- _Data items_
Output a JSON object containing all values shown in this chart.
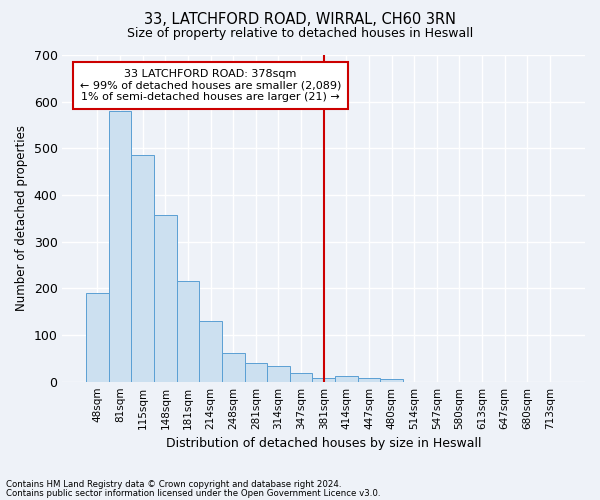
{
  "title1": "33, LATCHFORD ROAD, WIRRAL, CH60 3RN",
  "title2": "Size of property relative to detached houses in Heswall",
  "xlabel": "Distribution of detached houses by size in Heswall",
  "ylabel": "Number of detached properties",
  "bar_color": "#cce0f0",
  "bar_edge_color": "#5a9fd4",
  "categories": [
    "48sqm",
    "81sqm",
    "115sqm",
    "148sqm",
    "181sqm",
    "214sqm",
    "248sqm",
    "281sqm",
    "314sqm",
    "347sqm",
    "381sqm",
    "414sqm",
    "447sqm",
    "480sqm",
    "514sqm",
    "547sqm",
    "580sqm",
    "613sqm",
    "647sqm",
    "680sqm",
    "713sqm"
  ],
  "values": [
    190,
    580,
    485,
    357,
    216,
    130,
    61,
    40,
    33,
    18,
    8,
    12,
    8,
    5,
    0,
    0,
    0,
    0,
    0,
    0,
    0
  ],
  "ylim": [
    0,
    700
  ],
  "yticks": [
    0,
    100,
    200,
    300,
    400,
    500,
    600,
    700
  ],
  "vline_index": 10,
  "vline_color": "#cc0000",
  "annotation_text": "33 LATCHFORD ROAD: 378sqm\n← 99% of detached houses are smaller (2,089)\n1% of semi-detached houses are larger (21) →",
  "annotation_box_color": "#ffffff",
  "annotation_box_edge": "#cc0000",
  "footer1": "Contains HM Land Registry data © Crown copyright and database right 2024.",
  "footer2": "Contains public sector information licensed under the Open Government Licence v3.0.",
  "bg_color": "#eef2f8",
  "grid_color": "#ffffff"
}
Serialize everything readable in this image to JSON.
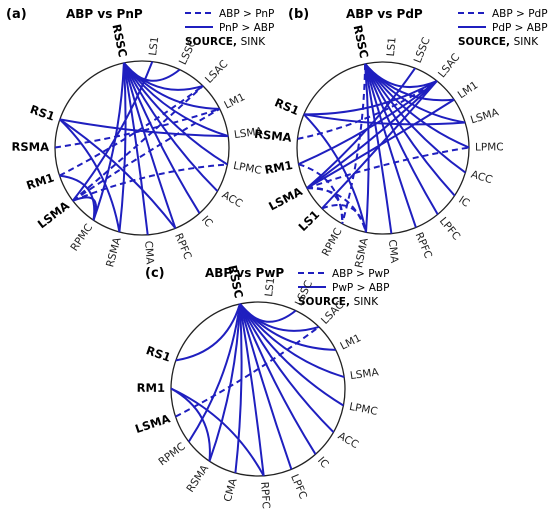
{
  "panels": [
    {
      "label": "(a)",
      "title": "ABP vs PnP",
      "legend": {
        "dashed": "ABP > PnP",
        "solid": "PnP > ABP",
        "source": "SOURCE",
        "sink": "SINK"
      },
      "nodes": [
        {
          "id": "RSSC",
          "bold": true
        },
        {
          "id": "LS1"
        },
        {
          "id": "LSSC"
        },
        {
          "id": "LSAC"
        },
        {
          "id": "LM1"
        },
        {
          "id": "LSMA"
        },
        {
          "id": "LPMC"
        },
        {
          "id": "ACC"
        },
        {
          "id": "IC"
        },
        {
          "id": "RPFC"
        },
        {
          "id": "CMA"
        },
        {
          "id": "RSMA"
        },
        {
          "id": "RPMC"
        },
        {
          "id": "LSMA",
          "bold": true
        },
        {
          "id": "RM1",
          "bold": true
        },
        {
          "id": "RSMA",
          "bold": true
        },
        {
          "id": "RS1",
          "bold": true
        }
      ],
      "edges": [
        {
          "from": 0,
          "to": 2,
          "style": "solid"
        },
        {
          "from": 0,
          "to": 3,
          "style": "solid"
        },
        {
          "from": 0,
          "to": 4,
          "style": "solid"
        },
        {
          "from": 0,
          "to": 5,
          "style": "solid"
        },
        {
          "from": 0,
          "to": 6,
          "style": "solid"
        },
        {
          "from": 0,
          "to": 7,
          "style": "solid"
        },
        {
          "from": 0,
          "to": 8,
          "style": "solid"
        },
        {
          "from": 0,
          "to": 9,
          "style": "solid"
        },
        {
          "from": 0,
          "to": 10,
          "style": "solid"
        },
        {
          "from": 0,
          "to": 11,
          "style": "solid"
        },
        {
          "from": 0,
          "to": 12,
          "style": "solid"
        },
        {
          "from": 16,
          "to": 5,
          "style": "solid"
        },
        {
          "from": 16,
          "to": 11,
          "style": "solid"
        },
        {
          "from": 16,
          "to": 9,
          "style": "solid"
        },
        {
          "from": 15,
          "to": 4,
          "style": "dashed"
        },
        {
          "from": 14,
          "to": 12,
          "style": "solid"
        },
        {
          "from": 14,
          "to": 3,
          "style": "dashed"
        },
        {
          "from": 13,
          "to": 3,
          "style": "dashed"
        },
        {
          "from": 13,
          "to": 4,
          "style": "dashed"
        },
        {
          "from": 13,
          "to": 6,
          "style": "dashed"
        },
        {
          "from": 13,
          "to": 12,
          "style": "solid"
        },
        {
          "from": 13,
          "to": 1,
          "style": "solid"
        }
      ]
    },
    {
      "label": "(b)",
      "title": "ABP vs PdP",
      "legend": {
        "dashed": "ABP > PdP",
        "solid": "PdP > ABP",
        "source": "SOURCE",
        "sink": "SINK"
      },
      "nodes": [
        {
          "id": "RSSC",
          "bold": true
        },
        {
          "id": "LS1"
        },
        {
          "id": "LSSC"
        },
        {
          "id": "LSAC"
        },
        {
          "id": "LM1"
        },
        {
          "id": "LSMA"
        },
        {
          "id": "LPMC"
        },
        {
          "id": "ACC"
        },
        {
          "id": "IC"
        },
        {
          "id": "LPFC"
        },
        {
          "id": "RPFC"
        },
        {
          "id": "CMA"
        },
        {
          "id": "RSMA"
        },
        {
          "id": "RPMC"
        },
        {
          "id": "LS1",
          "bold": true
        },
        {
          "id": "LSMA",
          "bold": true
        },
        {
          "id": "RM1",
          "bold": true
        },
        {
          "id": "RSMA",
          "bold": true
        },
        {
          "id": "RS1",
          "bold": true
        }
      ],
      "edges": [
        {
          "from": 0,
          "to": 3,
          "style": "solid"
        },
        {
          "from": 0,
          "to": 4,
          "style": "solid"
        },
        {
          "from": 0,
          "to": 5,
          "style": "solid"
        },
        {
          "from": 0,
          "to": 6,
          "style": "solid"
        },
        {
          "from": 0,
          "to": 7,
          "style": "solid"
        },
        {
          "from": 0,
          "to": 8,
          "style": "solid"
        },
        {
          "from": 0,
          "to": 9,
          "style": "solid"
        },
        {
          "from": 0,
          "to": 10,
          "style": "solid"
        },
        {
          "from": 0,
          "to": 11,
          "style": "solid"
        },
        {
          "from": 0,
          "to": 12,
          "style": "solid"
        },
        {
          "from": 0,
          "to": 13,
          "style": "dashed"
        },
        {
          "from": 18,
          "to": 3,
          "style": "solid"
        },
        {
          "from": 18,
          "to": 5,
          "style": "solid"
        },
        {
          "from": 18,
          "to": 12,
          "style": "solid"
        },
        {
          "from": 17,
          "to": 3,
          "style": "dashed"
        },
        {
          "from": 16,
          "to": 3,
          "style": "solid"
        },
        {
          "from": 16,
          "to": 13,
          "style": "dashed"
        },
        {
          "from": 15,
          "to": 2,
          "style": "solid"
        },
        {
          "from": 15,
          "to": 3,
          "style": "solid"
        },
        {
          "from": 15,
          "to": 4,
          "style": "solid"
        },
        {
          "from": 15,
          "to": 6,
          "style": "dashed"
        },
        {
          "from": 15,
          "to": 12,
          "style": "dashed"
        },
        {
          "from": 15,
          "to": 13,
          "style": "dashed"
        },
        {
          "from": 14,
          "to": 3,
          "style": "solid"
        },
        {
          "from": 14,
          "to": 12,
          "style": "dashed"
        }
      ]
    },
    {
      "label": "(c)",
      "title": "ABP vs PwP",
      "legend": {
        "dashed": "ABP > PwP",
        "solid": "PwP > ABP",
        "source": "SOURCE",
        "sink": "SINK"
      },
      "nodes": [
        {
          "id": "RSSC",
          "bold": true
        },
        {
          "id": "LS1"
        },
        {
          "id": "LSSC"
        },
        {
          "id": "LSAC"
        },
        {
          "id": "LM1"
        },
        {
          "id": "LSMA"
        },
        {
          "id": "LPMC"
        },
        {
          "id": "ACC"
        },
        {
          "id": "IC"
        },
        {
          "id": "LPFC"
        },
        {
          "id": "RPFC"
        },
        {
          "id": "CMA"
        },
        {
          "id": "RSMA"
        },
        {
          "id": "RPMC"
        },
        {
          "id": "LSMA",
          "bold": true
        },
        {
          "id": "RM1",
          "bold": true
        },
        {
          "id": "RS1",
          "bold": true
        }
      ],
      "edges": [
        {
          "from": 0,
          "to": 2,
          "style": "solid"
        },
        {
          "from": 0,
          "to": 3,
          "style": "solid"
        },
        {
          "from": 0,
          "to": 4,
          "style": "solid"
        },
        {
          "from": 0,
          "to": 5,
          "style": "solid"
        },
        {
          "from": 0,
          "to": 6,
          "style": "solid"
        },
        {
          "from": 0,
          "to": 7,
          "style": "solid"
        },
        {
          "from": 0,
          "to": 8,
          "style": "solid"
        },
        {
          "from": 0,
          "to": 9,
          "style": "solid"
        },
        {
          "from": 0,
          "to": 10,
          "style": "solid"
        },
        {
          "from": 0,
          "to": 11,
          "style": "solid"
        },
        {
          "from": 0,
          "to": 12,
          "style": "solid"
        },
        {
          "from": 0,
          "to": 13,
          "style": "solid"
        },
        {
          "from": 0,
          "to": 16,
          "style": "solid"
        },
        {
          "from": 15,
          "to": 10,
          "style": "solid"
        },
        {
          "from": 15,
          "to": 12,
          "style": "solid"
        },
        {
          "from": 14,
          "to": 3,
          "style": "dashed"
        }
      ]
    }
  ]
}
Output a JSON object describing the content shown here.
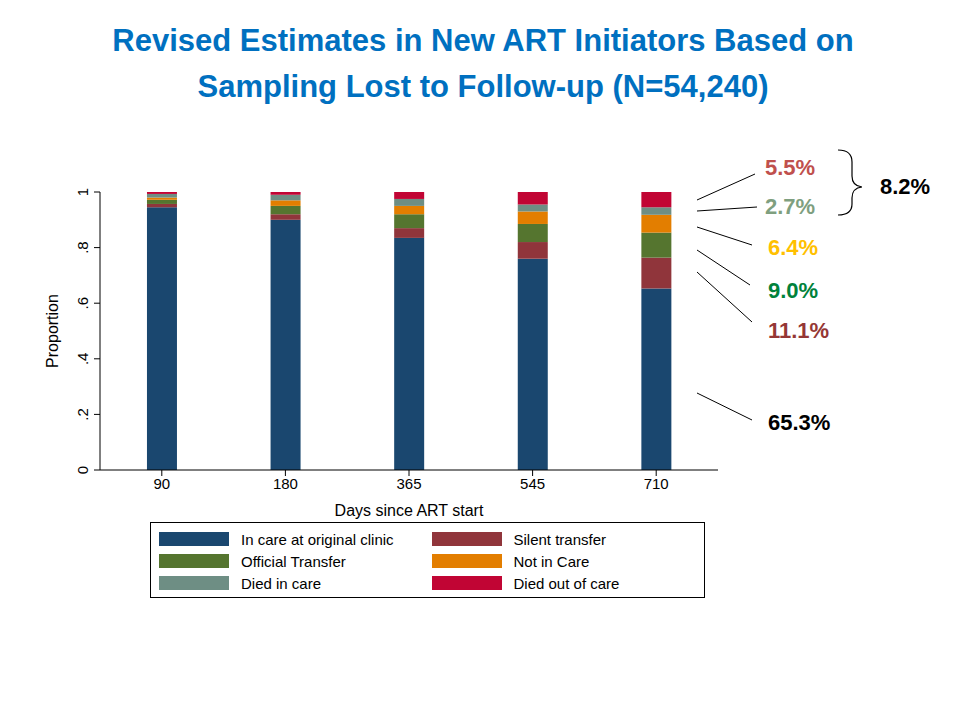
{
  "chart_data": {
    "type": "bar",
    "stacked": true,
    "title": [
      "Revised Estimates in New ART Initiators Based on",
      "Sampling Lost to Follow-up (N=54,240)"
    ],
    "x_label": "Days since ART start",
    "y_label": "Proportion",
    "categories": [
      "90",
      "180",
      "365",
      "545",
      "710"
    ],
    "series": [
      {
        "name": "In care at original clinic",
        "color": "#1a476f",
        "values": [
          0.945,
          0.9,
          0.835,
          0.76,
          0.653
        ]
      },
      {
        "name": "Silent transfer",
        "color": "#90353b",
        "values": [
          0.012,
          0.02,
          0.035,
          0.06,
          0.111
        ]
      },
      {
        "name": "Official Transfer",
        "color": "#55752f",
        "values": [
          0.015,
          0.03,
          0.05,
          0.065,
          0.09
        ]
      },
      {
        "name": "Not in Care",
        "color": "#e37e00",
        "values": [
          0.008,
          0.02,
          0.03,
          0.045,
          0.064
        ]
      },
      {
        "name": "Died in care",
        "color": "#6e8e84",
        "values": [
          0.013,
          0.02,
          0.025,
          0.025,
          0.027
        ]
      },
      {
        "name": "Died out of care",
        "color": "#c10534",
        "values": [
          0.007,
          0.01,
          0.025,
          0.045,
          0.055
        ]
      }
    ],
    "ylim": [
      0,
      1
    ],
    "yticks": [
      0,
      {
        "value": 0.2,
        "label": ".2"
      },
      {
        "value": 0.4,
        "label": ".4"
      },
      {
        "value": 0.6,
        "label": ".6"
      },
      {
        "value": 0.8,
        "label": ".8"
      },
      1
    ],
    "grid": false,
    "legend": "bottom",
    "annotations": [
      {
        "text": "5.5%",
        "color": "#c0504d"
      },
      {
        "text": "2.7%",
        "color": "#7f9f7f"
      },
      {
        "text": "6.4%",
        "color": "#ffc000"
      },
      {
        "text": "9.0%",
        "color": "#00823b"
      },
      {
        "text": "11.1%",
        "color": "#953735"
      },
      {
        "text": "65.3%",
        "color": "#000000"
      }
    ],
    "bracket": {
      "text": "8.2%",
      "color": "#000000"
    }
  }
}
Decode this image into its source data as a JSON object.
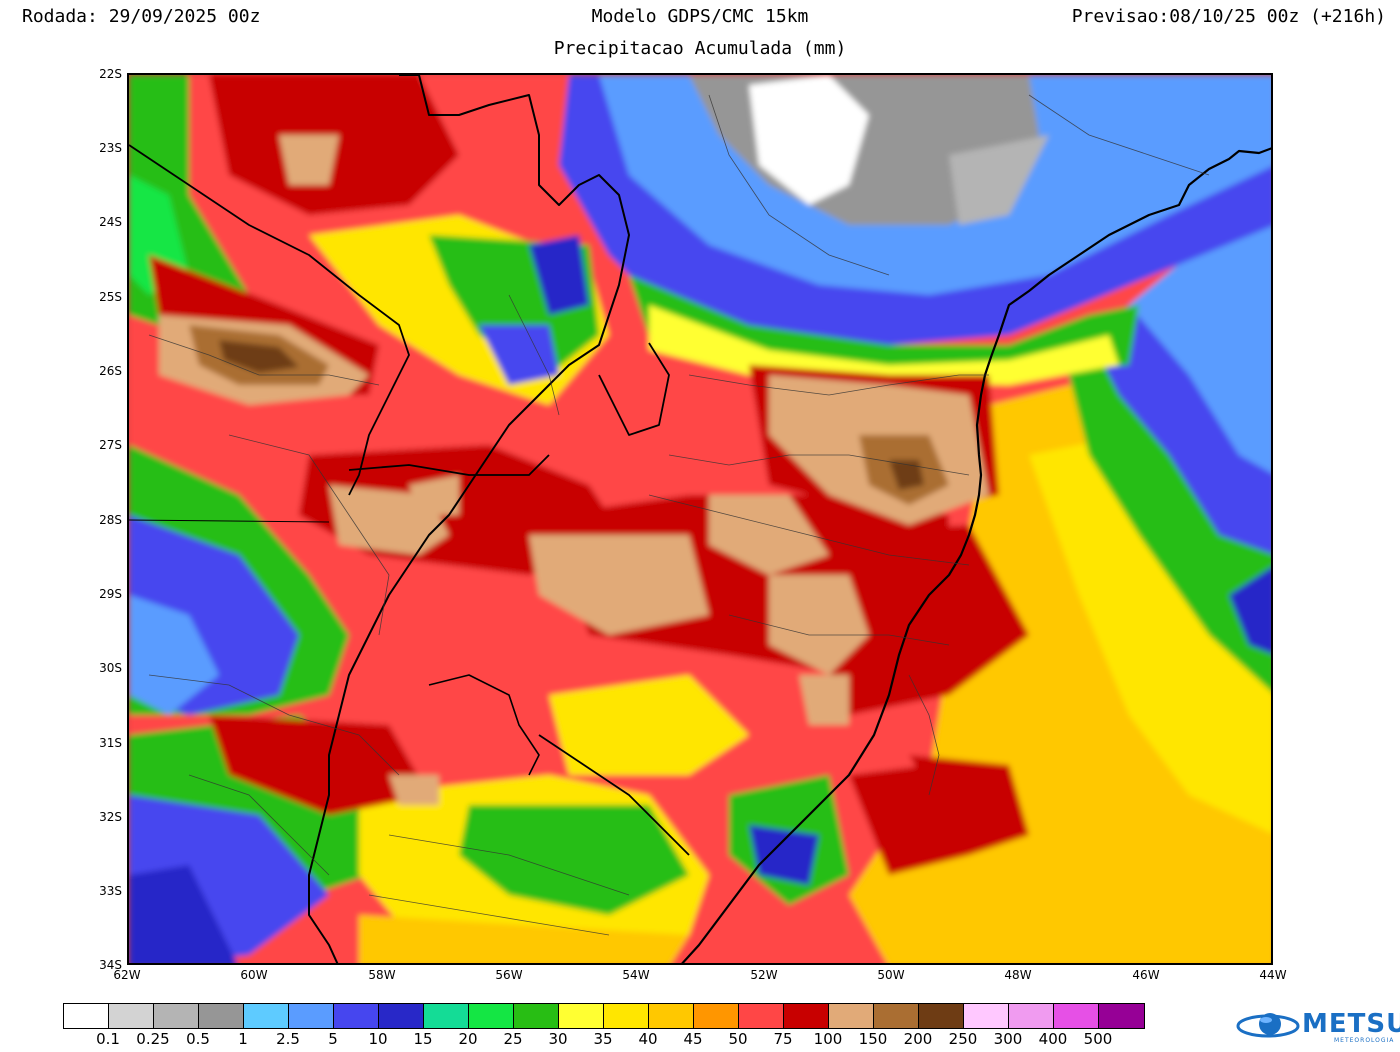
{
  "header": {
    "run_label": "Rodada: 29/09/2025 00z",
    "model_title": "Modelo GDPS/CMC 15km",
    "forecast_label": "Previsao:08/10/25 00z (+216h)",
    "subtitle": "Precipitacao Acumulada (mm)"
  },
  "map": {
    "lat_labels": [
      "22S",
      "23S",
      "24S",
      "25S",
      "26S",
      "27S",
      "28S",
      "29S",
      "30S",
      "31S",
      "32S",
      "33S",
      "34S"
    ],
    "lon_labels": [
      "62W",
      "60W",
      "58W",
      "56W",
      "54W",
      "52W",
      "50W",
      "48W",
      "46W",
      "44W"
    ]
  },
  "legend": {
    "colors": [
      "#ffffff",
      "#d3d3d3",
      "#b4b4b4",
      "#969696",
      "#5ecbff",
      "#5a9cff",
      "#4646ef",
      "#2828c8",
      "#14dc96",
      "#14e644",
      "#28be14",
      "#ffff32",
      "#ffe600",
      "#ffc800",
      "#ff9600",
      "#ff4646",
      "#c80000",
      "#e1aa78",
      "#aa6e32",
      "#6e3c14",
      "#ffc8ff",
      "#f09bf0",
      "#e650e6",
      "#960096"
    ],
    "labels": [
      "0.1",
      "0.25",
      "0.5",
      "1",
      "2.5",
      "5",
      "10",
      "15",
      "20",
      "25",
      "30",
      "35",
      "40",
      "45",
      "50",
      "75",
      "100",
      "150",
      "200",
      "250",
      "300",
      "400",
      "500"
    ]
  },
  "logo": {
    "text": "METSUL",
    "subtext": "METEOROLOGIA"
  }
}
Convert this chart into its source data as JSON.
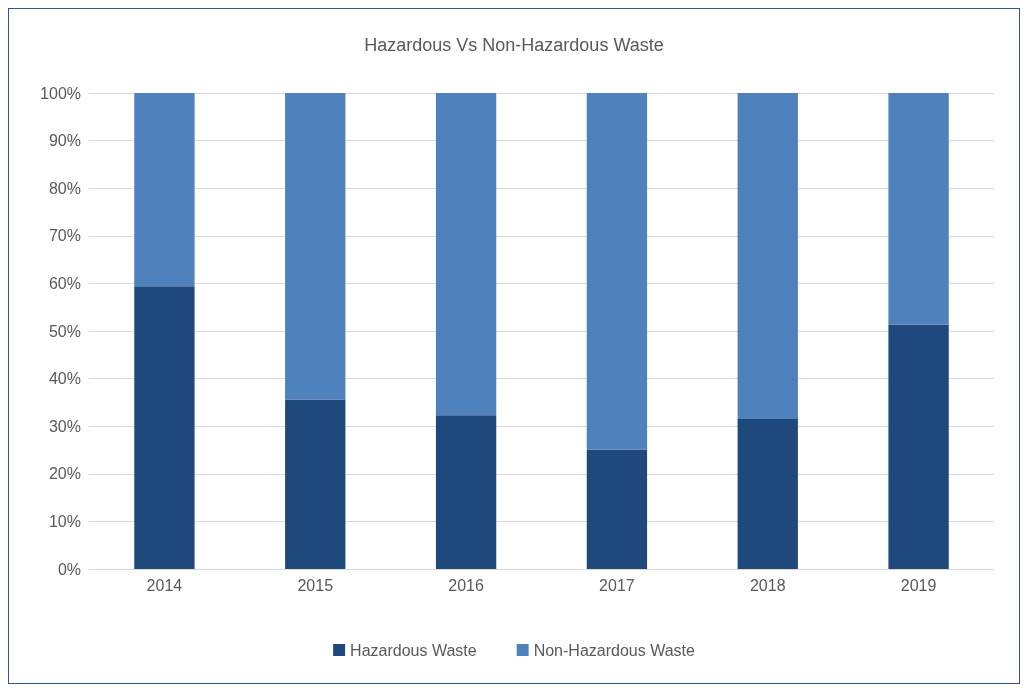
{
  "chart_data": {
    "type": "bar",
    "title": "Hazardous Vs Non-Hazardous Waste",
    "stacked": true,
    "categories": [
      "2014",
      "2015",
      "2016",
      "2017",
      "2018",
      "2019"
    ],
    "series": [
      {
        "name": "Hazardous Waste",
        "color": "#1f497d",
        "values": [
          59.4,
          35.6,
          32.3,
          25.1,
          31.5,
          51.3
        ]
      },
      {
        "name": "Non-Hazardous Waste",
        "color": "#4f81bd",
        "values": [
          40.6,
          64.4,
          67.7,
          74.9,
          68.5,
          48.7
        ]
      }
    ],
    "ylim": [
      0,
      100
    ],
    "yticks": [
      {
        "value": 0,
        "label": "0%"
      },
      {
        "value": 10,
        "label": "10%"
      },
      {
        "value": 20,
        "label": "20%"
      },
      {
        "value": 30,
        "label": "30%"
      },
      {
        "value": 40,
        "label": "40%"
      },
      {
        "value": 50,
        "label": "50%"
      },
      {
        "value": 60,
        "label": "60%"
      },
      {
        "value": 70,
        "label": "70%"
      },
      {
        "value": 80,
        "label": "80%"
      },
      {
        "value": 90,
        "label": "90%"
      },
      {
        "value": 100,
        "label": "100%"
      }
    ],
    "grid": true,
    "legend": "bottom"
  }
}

- _Written problem_
Extract from the data every line where "object" shows up.

- _Final answer_
Output a JSON object containing all values shown in this chart.
Output a JSON object describing the content shown here.
Decode this image into its source data as a JSON object.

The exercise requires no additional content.